GOAL OF THE EXERCISE >> Check each line for the string "JSON" and give only the count of lines that have it.
----
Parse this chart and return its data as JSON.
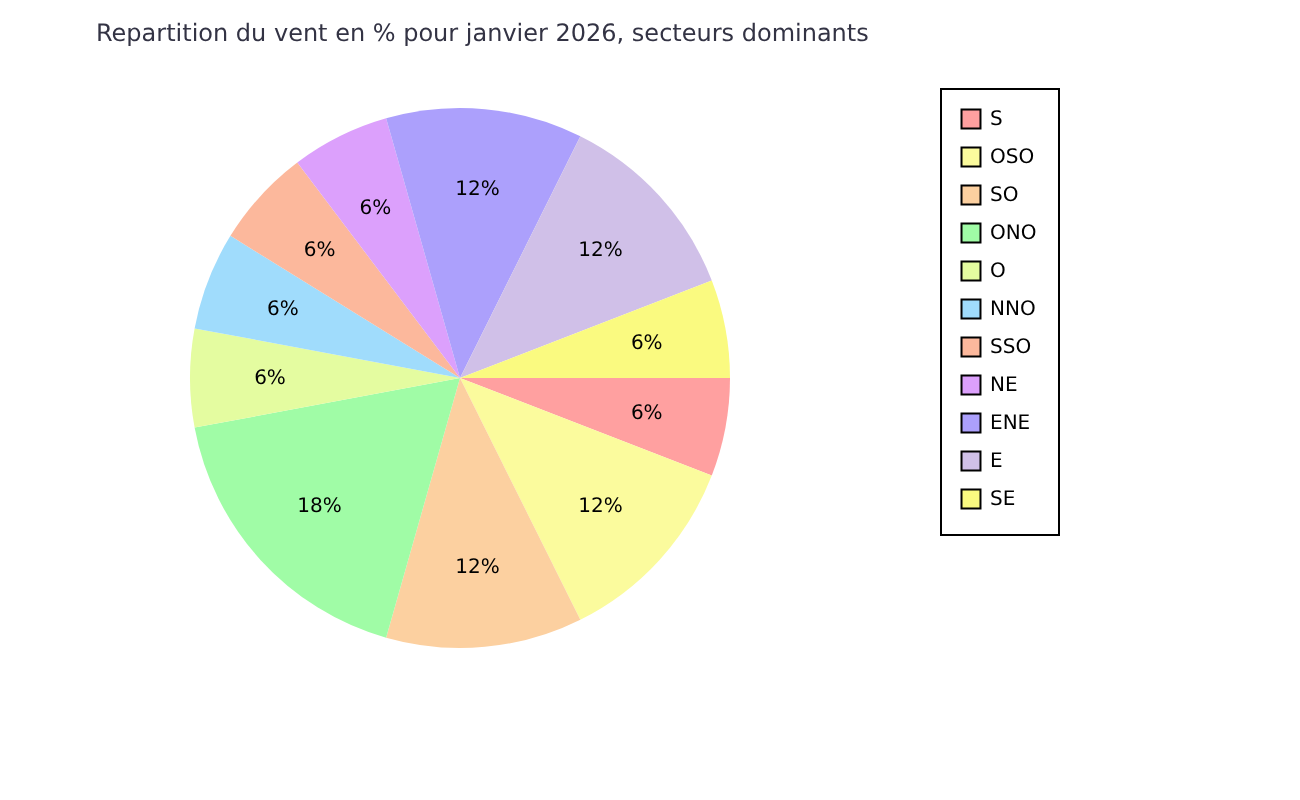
{
  "chart_data": {
    "type": "pie",
    "title": "Repartition du vent en % pour janvier 2026, secteurs dominants",
    "categories": [
      "S",
      "OSO",
      "SO",
      "ONO",
      "O",
      "NNO",
      "SSO",
      "NE",
      "ENE",
      "E",
      "SE"
    ],
    "values": [
      6,
      12,
      12,
      18,
      6,
      6,
      6,
      6,
      12,
      12,
      6
    ],
    "value_labels": [
      "6%",
      "12%",
      "12%",
      "18%",
      "6%",
      "6%",
      "6%",
      "6%",
      "12%",
      "12%",
      "6%"
    ],
    "colors": [
      "#ffa0a0",
      "#fbfb9d",
      "#fcd0a0",
      "#a0fca6",
      "#e4fca0",
      "#a0dcfc",
      "#fcb89c",
      "#dca0fc",
      "#aca0fc",
      "#d0c0e8",
      "#fafa80"
    ],
    "legend": "right"
  }
}
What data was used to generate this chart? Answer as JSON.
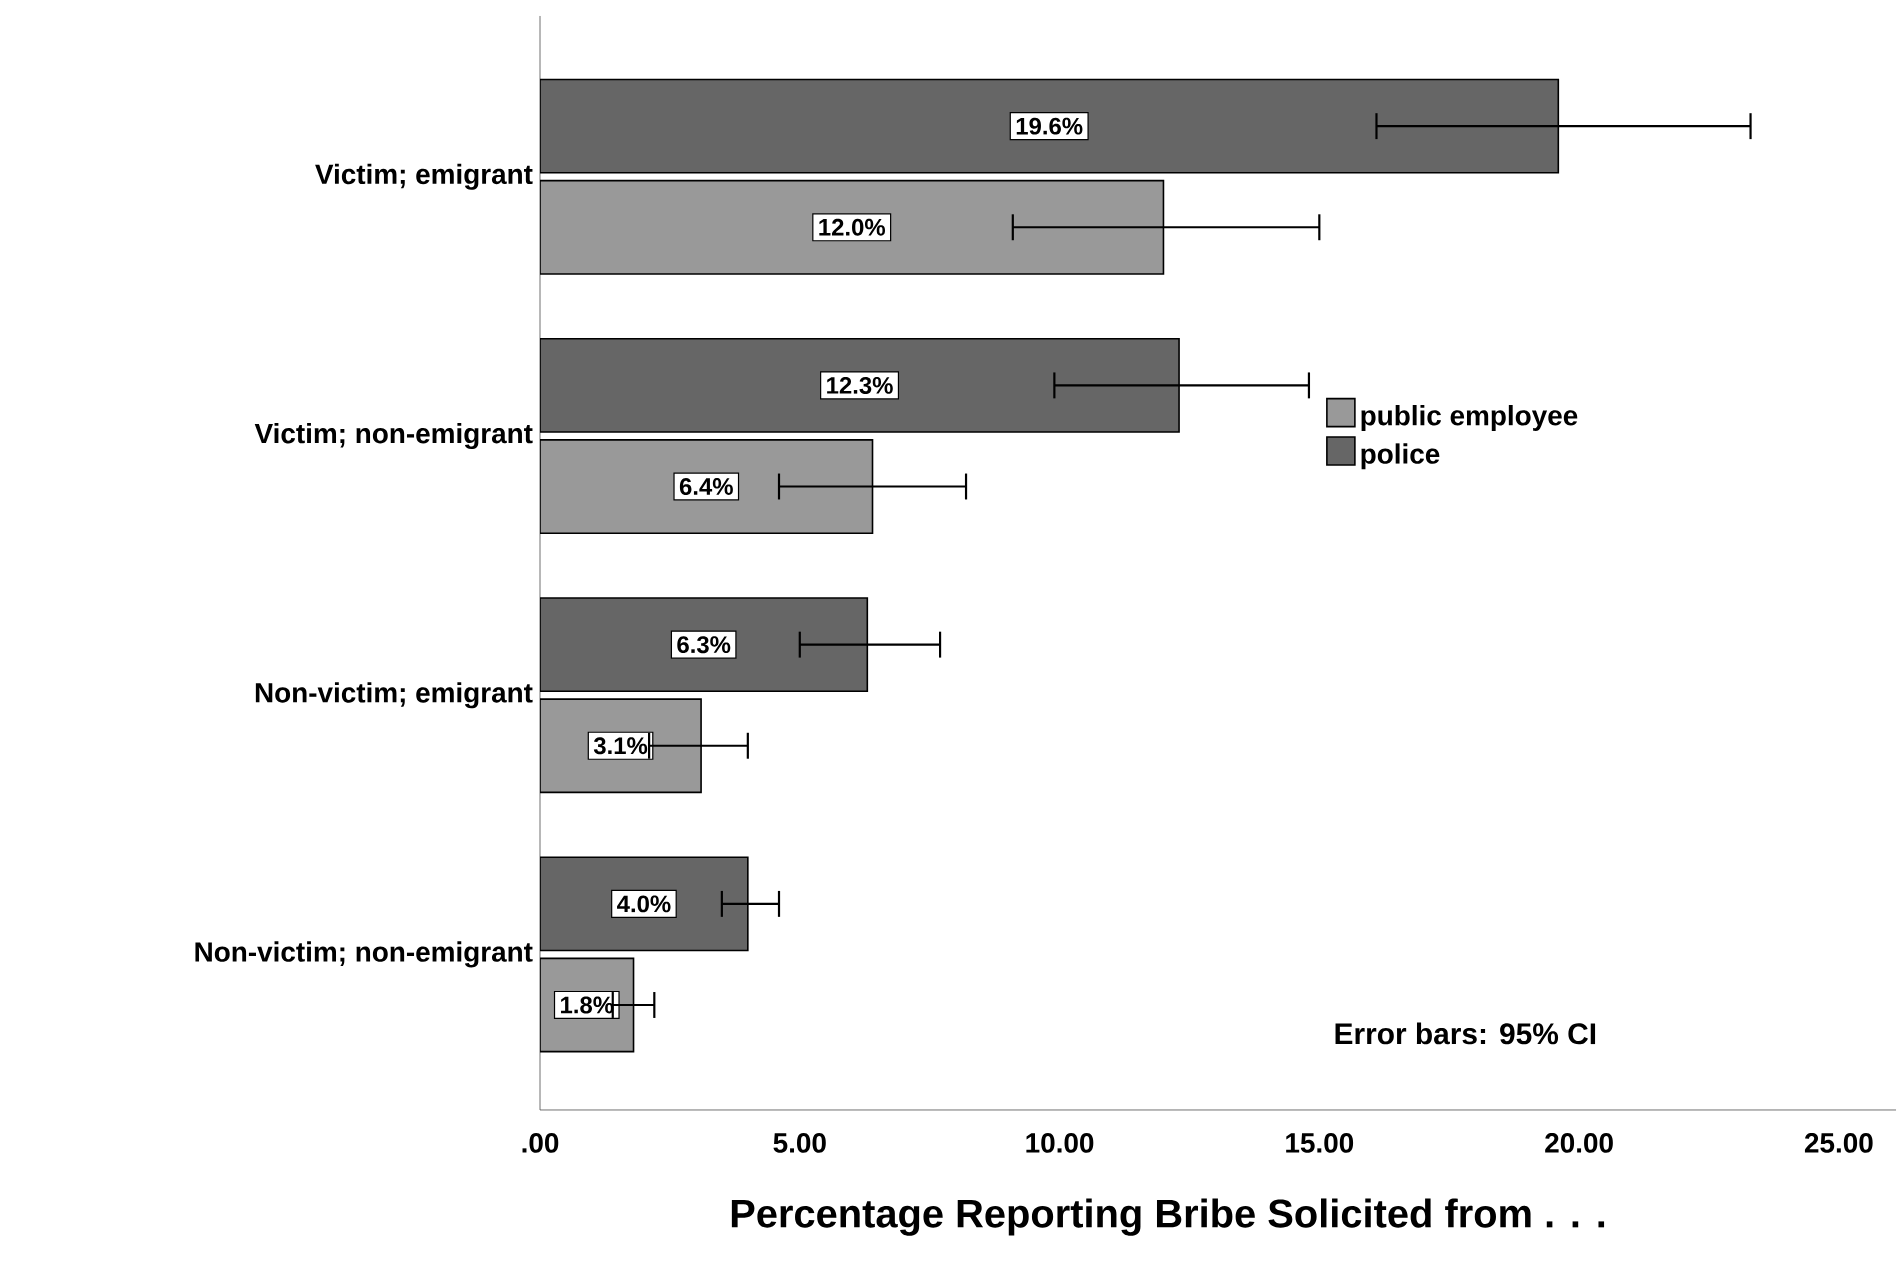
{
  "chart_data": {
    "type": "bar",
    "orientation": "horizontal",
    "categories": [
      "Victim; emigrant",
      "Victim; non-emigrant",
      "Non-victim; emigrant",
      "Non-victim; non-emigrant"
    ],
    "series": [
      {
        "name": "public employee",
        "color": "#999999",
        "values": [
          12.0,
          6.4,
          3.1,
          1.8
        ],
        "errors": [
          [
            9.1,
            15.0
          ],
          [
            4.6,
            8.2
          ],
          [
            2.1,
            4.0
          ],
          [
            1.4,
            2.2
          ]
        ],
        "value_labels": [
          "12.0%",
          "6.4%",
          "3.1%",
          "1.8%"
        ]
      },
      {
        "name": "police",
        "color": "#666666",
        "values": [
          19.6,
          12.3,
          6.3,
          4.0
        ],
        "errors": [
          [
            16.1,
            23.3
          ],
          [
            9.9,
            14.8
          ],
          [
            5.0,
            7.7
          ],
          [
            3.5,
            4.6
          ]
        ],
        "value_labels": [
          "19.6%",
          "12.3%",
          "6.3%",
          "4.0%"
        ]
      }
    ],
    "xlabel": "Percentage Reporting Bribe Solicited from . . .",
    "xlim": [
      0,
      26.1
    ],
    "xticks": [
      {
        "value": 0,
        "label": ".00"
      },
      {
        "value": 5,
        "label": "5.00"
      },
      {
        "value": 10,
        "label": "10.00"
      },
      {
        "value": 15,
        "label": "15.00"
      },
      {
        "value": 20,
        "label": "20.00"
      },
      {
        "value": 25,
        "label": "25.00"
      }
    ],
    "legend": "right",
    "annotations": [
      "Error bars: 95% CI"
    ]
  }
}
----
SOLUTION TO THE EXERCISE >> 2